(Task) Identify the lines that contain the word "Średnia" and copy each one.

══ Supplied data ══

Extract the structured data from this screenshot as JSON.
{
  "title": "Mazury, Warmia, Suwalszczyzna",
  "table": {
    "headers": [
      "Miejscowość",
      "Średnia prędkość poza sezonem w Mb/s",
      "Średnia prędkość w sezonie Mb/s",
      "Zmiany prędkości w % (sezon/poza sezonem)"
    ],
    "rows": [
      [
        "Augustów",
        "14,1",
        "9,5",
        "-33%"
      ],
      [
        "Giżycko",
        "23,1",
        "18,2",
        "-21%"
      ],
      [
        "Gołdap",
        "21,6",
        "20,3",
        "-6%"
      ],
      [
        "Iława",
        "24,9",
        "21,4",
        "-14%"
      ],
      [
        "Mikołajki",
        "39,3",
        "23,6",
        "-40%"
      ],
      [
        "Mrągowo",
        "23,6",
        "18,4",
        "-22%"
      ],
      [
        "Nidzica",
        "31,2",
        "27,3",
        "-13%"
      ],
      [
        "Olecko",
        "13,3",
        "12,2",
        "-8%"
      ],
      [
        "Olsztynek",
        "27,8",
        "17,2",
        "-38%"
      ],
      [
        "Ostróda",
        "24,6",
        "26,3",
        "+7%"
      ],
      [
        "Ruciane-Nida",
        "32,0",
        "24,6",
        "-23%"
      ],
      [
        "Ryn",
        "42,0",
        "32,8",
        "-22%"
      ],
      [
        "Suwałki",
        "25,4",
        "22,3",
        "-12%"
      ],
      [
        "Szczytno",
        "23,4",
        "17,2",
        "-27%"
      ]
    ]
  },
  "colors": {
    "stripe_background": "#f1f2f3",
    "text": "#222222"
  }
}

═══

(Solution)
      "Średnia prędkość poza sezonem w Mb/s",
      "Średnia prędkość w sezonie Mb/s",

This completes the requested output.